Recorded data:
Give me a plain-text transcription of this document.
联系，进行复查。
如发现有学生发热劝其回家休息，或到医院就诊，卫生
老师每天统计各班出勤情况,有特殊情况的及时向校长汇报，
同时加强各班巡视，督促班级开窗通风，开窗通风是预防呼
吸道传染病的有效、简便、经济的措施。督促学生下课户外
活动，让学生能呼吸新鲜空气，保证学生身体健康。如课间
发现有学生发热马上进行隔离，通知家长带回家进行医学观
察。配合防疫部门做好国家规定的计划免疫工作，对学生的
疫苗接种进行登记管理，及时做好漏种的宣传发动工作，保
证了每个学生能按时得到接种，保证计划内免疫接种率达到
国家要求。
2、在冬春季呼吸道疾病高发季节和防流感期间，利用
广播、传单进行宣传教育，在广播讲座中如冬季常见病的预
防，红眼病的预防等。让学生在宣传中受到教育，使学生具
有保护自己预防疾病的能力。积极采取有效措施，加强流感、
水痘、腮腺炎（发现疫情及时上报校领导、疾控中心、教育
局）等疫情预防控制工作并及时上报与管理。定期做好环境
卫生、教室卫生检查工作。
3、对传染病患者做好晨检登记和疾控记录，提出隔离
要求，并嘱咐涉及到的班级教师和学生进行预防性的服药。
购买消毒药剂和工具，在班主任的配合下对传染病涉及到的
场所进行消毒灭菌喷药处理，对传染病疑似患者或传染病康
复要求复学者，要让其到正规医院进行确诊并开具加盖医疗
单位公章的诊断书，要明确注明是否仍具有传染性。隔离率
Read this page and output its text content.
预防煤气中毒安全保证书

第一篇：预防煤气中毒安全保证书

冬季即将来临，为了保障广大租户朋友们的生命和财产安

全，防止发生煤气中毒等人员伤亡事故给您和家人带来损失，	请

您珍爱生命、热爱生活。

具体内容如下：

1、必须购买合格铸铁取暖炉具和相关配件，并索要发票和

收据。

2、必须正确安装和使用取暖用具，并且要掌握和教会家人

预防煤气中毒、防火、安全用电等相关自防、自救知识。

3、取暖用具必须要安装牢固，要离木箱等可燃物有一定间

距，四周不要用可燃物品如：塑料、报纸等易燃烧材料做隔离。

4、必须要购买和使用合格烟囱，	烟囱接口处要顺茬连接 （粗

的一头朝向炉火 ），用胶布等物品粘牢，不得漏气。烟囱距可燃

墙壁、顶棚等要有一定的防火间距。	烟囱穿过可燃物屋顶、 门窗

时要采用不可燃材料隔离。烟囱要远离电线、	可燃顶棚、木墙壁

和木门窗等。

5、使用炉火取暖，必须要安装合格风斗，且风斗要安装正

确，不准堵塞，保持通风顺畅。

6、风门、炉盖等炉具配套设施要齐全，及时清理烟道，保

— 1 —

> **SET TASK**: Of the lines in the entries above, how many include "text"? Only the number should be given.

> **ANSWER FOR THIS EXERCISE**: 2